--- begin Given data ---

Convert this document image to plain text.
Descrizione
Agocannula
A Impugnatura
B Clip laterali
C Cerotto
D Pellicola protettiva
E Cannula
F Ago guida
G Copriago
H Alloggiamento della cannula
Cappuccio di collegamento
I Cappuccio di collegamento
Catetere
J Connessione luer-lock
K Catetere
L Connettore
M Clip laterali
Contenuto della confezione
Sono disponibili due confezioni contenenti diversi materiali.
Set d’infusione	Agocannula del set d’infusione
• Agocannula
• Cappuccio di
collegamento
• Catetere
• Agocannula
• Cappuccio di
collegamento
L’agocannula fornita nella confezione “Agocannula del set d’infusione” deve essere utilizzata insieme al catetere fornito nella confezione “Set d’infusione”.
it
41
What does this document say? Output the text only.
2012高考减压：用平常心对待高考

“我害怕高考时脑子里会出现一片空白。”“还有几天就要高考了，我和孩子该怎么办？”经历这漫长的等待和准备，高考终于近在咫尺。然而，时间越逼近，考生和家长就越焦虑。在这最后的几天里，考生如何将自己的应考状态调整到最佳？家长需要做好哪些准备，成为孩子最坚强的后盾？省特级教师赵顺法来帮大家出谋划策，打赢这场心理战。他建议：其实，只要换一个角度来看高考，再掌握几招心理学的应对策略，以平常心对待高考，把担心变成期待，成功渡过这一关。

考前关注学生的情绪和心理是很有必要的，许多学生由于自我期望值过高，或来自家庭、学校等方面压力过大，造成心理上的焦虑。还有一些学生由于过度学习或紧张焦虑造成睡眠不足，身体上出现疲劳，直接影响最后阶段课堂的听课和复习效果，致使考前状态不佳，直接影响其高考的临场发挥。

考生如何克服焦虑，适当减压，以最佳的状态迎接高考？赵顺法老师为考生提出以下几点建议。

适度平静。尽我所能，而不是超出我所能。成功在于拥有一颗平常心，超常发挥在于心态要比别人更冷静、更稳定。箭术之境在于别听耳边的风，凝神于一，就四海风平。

--- end Given data ---
--- begin Given data ---

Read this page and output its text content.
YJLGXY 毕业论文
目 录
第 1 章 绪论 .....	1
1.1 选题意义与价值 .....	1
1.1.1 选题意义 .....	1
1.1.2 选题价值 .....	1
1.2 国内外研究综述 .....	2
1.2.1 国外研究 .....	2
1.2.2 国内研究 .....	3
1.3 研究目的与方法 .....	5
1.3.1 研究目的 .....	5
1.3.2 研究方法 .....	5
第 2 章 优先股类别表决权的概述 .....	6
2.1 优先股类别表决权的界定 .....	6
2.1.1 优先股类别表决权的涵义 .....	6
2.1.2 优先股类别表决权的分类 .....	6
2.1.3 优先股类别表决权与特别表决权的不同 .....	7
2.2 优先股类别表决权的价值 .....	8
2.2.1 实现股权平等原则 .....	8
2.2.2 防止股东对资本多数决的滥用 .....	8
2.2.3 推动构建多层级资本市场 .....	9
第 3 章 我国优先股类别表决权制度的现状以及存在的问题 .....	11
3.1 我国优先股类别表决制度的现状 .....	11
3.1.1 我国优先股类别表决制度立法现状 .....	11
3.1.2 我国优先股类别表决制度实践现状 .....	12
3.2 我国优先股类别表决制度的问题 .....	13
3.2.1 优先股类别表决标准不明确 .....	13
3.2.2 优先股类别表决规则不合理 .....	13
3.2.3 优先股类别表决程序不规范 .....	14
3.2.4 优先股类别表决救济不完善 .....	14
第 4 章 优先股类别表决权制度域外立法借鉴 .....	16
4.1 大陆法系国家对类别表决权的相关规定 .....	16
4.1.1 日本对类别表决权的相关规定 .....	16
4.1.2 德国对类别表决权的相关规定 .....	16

--- end Given data ---
--- begin Given data ---

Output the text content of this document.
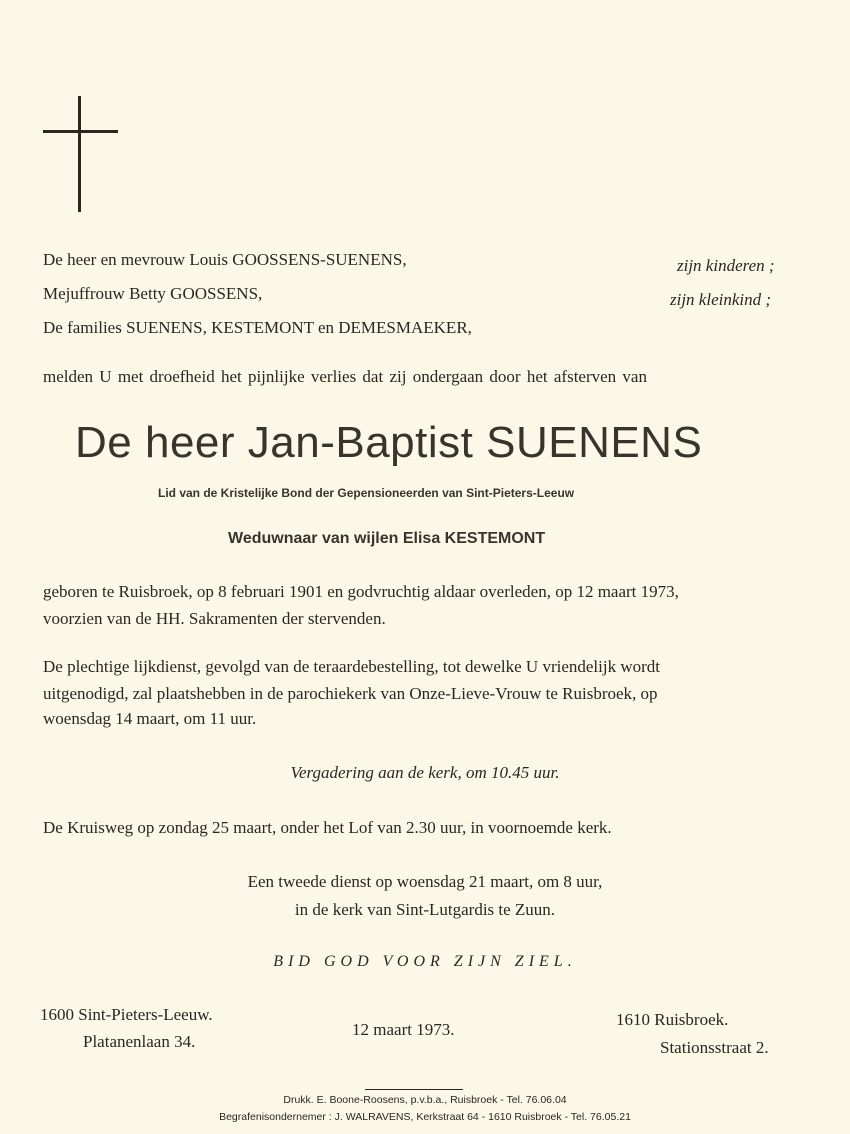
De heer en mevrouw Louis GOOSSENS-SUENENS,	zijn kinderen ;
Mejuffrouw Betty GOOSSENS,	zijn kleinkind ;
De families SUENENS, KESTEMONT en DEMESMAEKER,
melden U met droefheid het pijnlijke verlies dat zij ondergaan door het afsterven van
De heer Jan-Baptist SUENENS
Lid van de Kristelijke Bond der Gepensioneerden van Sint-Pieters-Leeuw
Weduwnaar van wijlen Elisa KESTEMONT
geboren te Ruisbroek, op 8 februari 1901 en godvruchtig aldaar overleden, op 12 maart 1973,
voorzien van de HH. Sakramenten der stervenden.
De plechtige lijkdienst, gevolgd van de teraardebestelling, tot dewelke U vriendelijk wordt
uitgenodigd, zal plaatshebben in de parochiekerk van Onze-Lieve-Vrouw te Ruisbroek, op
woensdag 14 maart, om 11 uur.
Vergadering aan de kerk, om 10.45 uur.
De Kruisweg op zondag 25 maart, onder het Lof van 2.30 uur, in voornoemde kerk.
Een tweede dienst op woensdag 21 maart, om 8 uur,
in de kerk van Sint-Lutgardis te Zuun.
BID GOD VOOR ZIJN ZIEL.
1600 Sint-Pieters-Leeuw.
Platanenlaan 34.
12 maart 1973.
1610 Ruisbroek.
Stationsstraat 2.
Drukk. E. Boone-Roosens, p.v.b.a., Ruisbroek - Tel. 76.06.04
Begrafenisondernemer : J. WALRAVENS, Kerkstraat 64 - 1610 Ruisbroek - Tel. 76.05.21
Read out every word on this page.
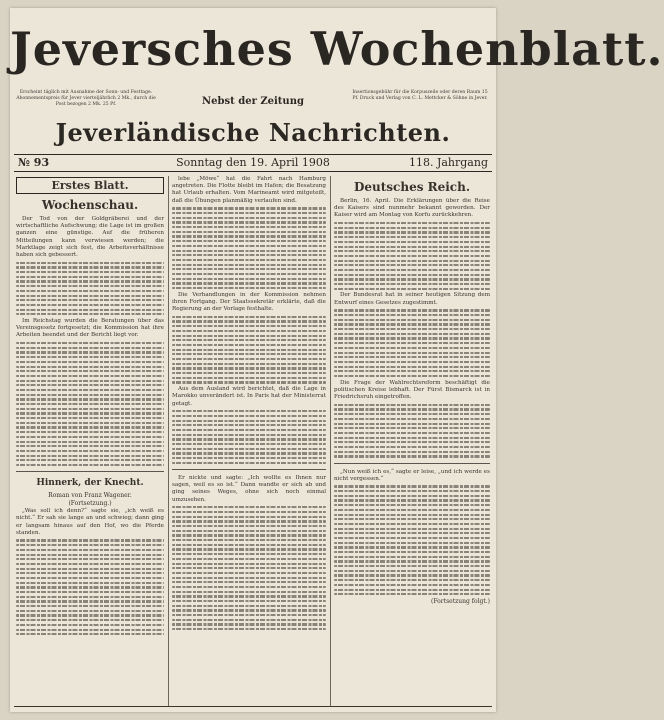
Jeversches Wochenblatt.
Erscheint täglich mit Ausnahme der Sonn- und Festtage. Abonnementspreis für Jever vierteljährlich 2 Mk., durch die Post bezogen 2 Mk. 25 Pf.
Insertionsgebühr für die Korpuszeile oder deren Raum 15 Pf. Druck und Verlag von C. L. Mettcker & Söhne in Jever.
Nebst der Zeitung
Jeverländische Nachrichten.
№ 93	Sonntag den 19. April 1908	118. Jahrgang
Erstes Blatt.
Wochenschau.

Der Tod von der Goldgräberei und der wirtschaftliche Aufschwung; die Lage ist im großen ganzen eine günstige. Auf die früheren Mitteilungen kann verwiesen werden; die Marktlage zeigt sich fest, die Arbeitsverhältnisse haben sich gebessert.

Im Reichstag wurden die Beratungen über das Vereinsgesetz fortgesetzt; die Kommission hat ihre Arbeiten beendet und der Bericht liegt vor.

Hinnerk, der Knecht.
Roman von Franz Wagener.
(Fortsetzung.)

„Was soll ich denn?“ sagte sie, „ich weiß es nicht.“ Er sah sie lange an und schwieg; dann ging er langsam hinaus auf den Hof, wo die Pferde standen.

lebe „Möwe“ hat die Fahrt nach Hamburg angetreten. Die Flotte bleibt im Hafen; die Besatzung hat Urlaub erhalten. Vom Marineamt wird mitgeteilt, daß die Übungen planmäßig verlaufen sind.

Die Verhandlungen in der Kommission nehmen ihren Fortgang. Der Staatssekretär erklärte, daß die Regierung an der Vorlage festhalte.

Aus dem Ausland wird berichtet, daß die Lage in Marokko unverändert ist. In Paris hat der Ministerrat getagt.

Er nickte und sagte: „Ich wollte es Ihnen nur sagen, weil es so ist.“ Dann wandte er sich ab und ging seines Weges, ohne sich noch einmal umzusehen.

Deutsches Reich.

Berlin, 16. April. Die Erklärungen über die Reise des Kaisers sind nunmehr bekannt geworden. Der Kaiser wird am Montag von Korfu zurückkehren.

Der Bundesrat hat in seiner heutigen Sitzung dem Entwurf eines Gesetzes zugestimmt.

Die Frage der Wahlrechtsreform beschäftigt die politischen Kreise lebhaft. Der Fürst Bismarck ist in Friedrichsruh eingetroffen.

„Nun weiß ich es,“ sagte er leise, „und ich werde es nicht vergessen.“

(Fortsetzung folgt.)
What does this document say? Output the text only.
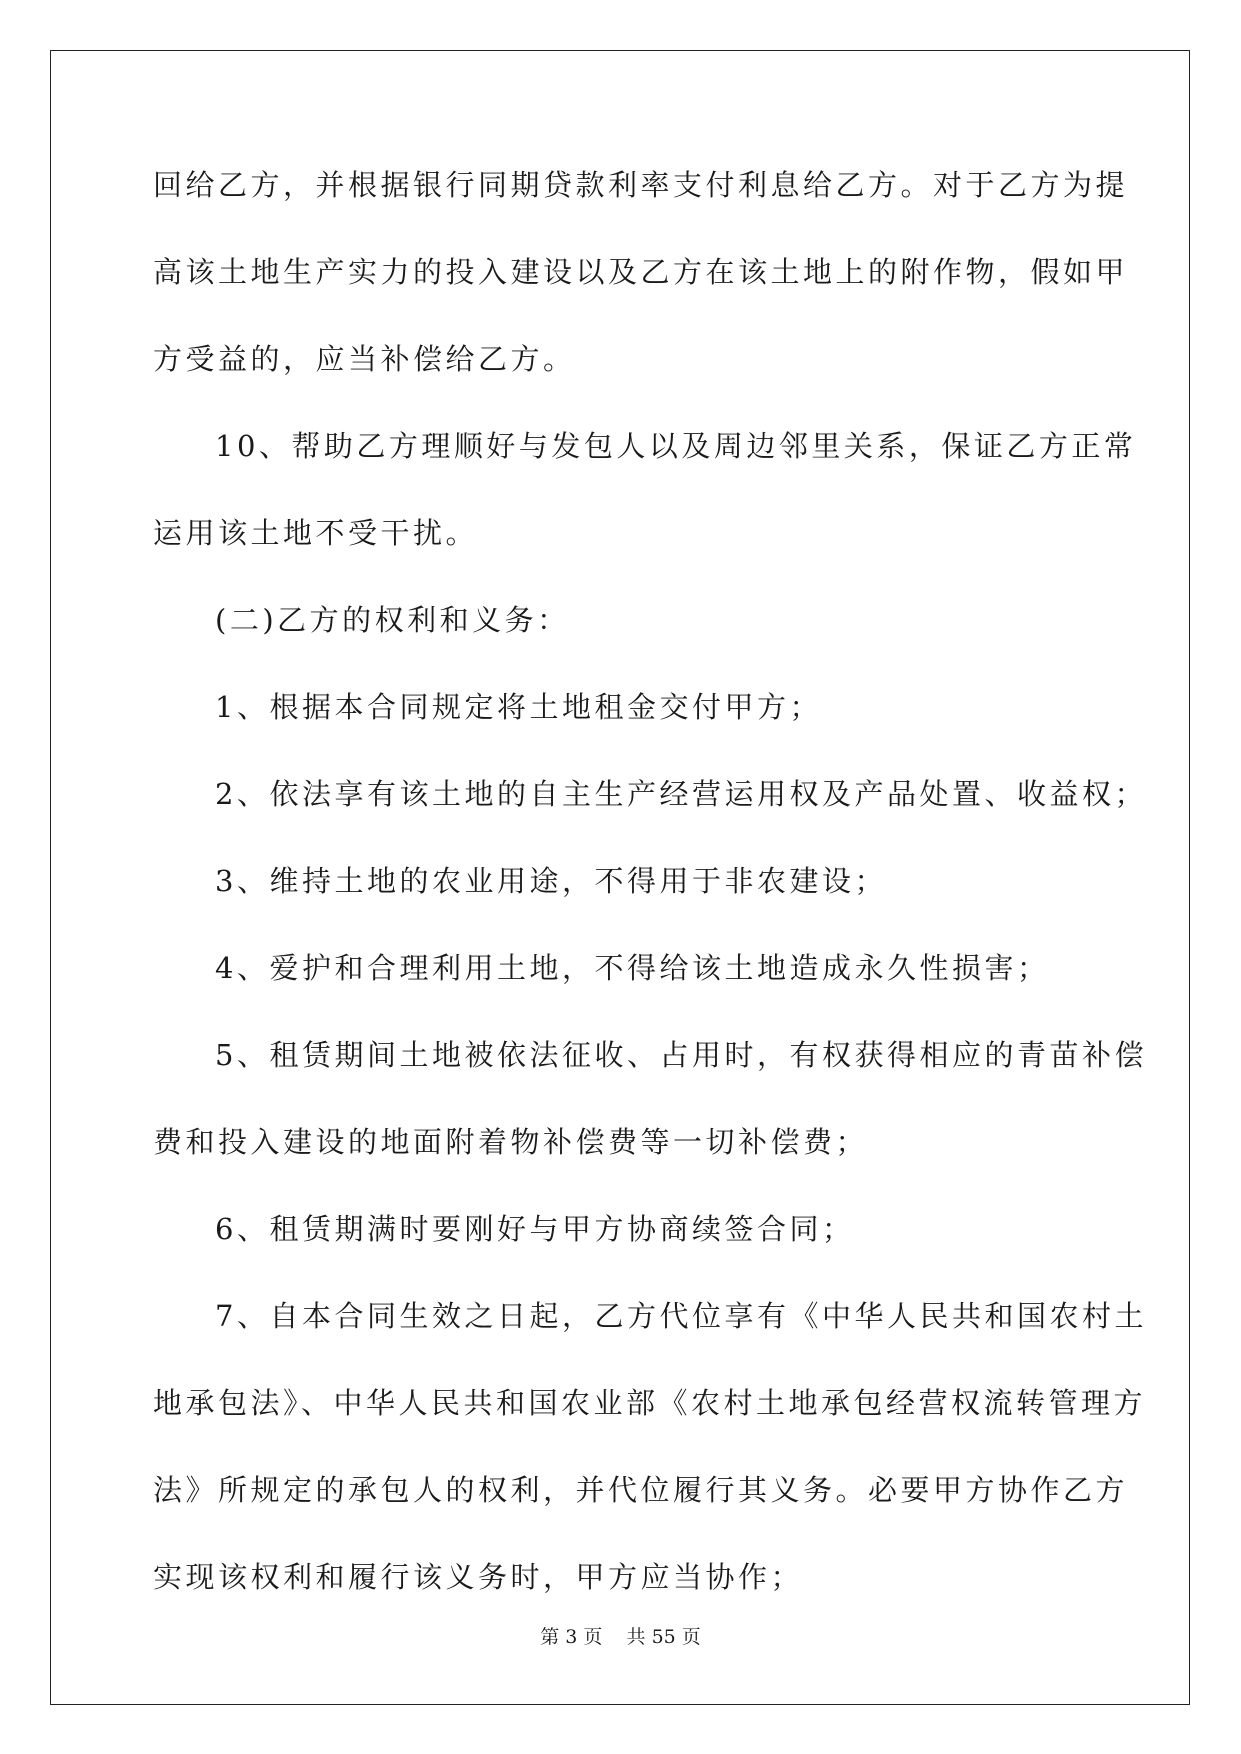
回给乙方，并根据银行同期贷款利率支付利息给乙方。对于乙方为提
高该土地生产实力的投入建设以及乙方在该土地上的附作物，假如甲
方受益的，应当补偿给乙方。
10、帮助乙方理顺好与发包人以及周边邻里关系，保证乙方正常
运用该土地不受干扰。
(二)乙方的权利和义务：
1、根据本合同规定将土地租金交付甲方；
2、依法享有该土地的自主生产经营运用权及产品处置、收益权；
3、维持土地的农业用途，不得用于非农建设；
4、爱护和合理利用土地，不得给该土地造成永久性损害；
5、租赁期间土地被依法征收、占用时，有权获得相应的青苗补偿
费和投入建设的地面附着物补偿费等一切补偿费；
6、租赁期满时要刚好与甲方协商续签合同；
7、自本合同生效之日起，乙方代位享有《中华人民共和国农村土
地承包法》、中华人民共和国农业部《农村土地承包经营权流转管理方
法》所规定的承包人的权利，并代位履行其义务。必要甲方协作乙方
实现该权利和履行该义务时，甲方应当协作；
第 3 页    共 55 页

--- end Given data ---

** Problem requirements **
Gather each line in the entries above where the string "Sint" is found.

** Full solution **
Lid van de Kristelijke Bond der Gepensioneerden van Sint-Pieters-Leeuw
in de kerk van Sint-Lutgardis te Zuun.
1600 Sint-Pieters-Leeuw.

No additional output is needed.